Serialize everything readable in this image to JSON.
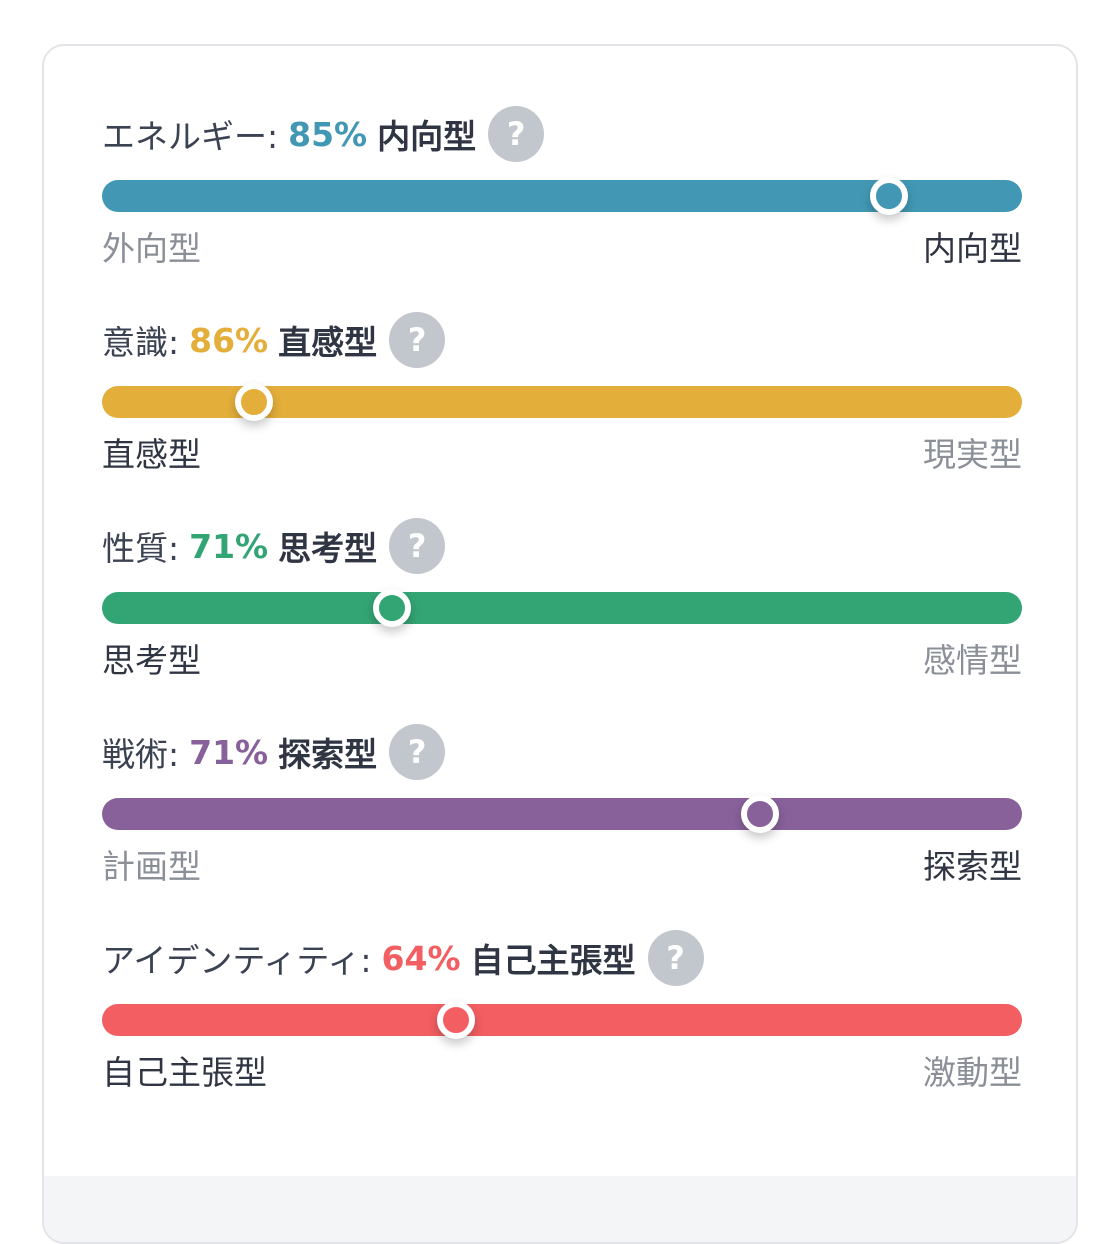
{
  "traits": [
    {
      "label": "エネルギー:",
      "percent": "85%",
      "type": "内向型",
      "help": "?",
      "color": "#4298b4",
      "position": 0.855,
      "left_pole": "外向型",
      "right_pole": "内向型",
      "active_side": "right"
    },
    {
      "label": "意識:",
      "percent": "86%",
      "type": "直感型",
      "help": "?",
      "color": "#e4ae3a",
      "position": 0.165,
      "left_pole": "直感型",
      "right_pole": "現実型",
      "active_side": "left"
    },
    {
      "label": "性質:",
      "percent": "71%",
      "type": "思考型",
      "help": "?",
      "color": "#33a474",
      "position": 0.315,
      "left_pole": "思考型",
      "right_pole": "感情型",
      "active_side": "left"
    },
    {
      "label": "戦術:",
      "percent": "71%",
      "type": "探索型",
      "help": "?",
      "color": "#88619a",
      "position": 0.715,
      "left_pole": "計画型",
      "right_pole": "探索型",
      "active_side": "right"
    },
    {
      "label": "アイデンティティ:",
      "percent": "64%",
      "type": "自己主張型",
      "help": "?",
      "color": "#f25e62",
      "position": 0.385,
      "left_pole": "自己主張型",
      "right_pole": "激動型",
      "active_side": "left"
    }
  ]
}
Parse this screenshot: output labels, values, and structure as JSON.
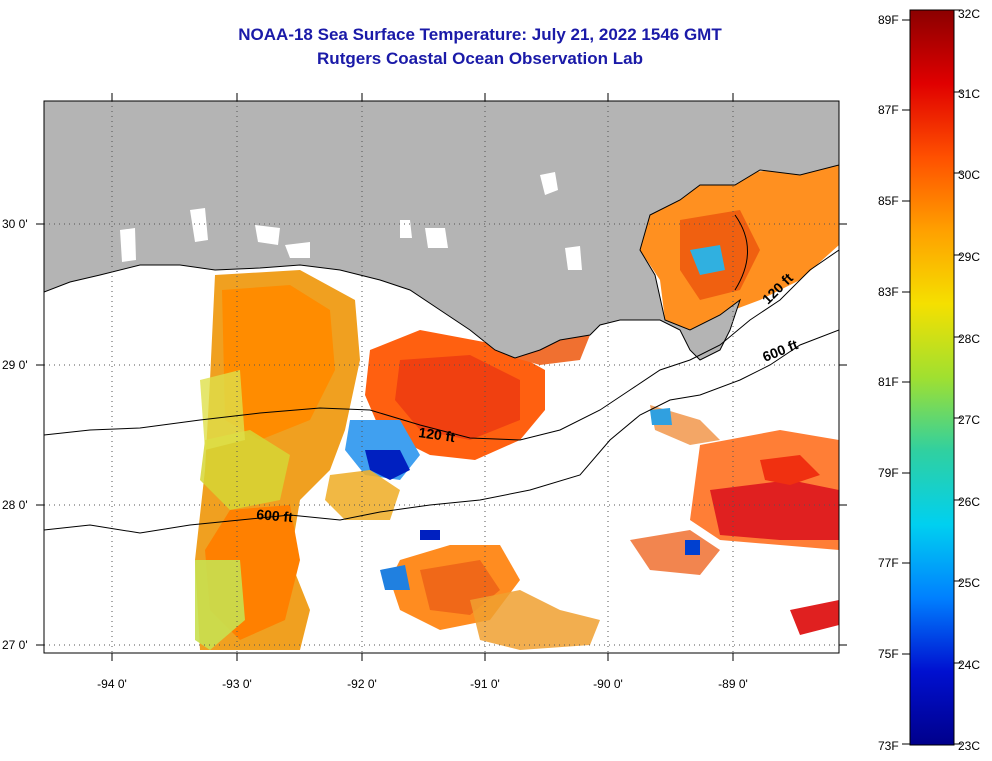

+ + +

TASK INSTRUCTIONS: Set down the records in full and exactly. Do not carry over any image.

SOLUTION FOR THIS PROBLEM:
Serialize everything readable in this image to JSON.
{
  "traits": [
    {
      "label": "エネルギー:",
      "percent": "85%",
      "type": "内向型",
      "help": "?",
      "color": "#4298b4",
      "position": 0.855,
      "left_pole": "外向型",
      "right_pole": "内向型",
      "active_side": "right"
    },
    {
      "label": "意識:",
      "percent": "86%",
      "type": "直感型",
      "help": "?",
      "color": "#e4ae3a",
      "position": 0.165,
      "left_pole": "直感型",
      "right_pole": "現実型",
      "active_side": "left"
    },
    {
      "label": "性質:",
      "percent": "71%",
      "type": "思考型",
      "help": "?",
      "color": "#33a474",
      "position": 0.315,
      "left_pole": "思考型",
      "right_pole": "感情型",
      "active_side": "left"
    },
    {
      "label": "戦術:",
      "percent": "71%",
      "type": "探索型",
      "help": "?",
      "color": "#88619a",
      "position": 0.715,
      "left_pole": "計画型",
      "right_pole": "探索型",
      "active_side": "right"
    },
    {
      "label": "アイデンティティ:",
      "percent": "64%",
      "type": "自己主張型",
      "help": "?",
      "color": "#f25e62",
      "position": 0.385,
      "left_pole": "自己主張型",
      "right_pole": "激動型",
      "active_side": "left"
    }
  ]
}
Parse this screenshot: output labels, values, and structure as JSON.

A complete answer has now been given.